▶ [Goal] Quote the records word for word from their start through the line containing "col-stock[interactable]: 存货量 bbox=[346, 193, 413, 217]", including that line.
[start of Provided data]
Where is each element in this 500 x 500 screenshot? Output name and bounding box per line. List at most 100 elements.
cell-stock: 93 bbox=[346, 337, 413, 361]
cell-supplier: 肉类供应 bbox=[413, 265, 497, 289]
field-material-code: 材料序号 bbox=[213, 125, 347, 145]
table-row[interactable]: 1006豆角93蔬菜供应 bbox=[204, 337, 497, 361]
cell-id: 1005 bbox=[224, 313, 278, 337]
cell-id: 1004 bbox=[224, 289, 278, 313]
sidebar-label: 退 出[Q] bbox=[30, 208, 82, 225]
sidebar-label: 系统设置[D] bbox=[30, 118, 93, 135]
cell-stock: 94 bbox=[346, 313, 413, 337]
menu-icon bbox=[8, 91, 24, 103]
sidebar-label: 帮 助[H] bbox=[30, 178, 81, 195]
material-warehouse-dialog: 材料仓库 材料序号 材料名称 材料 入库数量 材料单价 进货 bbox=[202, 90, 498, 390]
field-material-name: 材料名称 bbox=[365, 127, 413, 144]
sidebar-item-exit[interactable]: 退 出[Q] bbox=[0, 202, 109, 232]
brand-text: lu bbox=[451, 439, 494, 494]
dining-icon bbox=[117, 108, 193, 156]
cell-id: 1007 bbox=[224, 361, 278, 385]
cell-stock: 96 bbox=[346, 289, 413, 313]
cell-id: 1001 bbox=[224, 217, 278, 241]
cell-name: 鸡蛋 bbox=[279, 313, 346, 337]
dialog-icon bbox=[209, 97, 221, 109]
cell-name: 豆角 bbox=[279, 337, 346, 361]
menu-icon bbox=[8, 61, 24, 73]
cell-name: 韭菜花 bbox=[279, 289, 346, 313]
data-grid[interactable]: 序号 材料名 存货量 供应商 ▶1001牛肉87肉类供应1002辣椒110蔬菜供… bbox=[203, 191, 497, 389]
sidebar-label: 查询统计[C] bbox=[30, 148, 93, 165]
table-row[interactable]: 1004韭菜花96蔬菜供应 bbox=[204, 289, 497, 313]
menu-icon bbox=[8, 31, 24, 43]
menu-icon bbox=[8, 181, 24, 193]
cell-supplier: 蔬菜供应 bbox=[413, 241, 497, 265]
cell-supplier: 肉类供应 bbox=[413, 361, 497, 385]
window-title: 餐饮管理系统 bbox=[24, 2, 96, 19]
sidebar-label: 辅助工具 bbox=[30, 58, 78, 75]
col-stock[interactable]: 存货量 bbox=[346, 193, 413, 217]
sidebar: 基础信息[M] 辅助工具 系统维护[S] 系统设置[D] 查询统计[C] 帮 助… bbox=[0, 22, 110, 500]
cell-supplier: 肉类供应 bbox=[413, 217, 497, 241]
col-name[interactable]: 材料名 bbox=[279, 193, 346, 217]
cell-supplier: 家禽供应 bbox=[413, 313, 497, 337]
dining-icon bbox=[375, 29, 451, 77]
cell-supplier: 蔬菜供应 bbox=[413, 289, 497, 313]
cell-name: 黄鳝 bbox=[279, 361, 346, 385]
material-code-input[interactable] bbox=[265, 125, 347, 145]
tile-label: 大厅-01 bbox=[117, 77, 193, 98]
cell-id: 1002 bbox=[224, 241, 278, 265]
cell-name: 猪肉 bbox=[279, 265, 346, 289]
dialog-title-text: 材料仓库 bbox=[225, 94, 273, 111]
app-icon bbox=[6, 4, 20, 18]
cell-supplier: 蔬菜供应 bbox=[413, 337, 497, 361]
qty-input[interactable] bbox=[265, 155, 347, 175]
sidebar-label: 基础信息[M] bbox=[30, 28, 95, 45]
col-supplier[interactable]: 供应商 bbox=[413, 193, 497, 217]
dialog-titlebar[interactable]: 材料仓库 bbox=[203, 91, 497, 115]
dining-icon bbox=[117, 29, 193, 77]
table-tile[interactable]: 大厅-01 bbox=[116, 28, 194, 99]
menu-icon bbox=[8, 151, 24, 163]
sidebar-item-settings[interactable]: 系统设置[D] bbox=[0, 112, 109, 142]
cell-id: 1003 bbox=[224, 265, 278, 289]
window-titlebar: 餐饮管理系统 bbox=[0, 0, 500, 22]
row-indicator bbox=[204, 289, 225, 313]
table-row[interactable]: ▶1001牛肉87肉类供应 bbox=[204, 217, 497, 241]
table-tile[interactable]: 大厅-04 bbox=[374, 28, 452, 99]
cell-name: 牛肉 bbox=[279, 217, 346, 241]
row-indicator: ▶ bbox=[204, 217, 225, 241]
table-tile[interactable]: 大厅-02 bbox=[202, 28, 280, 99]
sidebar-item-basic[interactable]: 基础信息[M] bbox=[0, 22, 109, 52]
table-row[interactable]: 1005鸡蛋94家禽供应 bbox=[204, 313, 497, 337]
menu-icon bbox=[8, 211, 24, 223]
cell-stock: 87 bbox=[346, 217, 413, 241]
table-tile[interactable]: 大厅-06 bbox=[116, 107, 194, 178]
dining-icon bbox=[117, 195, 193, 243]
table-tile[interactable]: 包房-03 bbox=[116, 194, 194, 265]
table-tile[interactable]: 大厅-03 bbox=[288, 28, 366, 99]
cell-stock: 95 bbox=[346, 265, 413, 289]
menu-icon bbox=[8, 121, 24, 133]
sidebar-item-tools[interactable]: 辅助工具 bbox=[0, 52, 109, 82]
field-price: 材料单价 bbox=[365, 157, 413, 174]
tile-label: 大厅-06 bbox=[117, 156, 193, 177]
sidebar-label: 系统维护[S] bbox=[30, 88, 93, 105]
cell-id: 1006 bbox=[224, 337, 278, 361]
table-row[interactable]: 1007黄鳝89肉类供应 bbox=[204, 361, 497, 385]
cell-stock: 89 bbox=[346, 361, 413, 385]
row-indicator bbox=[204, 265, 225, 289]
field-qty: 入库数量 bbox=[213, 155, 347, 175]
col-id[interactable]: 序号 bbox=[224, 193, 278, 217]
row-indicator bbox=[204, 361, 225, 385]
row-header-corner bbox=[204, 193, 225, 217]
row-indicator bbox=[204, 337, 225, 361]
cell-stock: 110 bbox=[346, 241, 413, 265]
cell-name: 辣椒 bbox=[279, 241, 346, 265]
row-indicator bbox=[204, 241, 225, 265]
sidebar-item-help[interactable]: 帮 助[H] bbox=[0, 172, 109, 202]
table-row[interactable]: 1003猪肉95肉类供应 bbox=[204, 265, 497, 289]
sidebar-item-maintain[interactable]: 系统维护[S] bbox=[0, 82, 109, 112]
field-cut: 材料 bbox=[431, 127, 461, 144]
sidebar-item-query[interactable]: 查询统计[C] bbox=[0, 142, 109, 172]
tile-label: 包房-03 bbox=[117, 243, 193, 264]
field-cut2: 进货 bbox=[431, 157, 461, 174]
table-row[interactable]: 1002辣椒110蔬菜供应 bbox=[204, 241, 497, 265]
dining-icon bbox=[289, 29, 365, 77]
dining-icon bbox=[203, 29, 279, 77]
[end of Provided data]
▶ [Solution]
Where is each element in this 500 x 500 screenshot? Output name and bounding box per line. List at most 100 elements.
cell-stock: 93 bbox=[346, 337, 413, 361]
cell-supplier: 肉类供应 bbox=[413, 265, 497, 289]
field-material-code: 材料序号 bbox=[213, 125, 347, 145]
table-row[interactable]: 1006豆角93蔬菜供应 bbox=[204, 337, 497, 361]
cell-id: 1005 bbox=[224, 313, 278, 337]
cell-id: 1004 bbox=[224, 289, 278, 313]
sidebar-label: 退 出[Q] bbox=[30, 208, 82, 225]
sidebar-label: 系统设置[D] bbox=[30, 118, 93, 135]
cell-stock: 94 bbox=[346, 313, 413, 337]
menu-icon bbox=[8, 91, 24, 103]
sidebar-label: 帮 助[H] bbox=[30, 178, 81, 195]
material-warehouse-dialog: 材料仓库 材料序号 材料名称 材料 入库数量 材料单价 进货 bbox=[202, 90, 498, 390]
field-material-name: 材料名称 bbox=[365, 127, 413, 144]
sidebar-item-exit[interactable]: 退 出[Q] bbox=[0, 202, 109, 232]
brand-text: lu bbox=[451, 439, 494, 494]
dining-icon bbox=[117, 108, 193, 156]
cell-id: 1007 bbox=[224, 361, 278, 385]
cell-stock: 96 bbox=[346, 289, 413, 313]
cell-id: 1001 bbox=[224, 217, 278, 241]
cell-name: 鸡蛋 bbox=[279, 313, 346, 337]
dialog-icon bbox=[209, 97, 221, 109]
cell-name: 豆角 bbox=[279, 337, 346, 361]
menu-icon bbox=[8, 61, 24, 73]
cell-name: 韭菜花 bbox=[279, 289, 346, 313]
data-grid[interactable]: 序号 材料名 存货量 供应商 ▶1001牛肉87肉类供应1002辣椒110蔬菜供… bbox=[203, 191, 497, 389]
sidebar-label: 查询统计[C] bbox=[30, 148, 93, 165]
table-row[interactable]: 1004韭菜花96蔬菜供应 bbox=[204, 289, 497, 313]
menu-icon bbox=[8, 31, 24, 43]
menu-icon bbox=[8, 181, 24, 193]
cell-supplier: 蔬菜供应 bbox=[413, 241, 497, 265]
cell-supplier: 肉类供应 bbox=[413, 361, 497, 385]
window-title: 餐饮管理系统 bbox=[24, 2, 96, 19]
sidebar-label: 辅助工具 bbox=[30, 58, 78, 75]
col-stock[interactable]: 存货量 bbox=[346, 193, 413, 217]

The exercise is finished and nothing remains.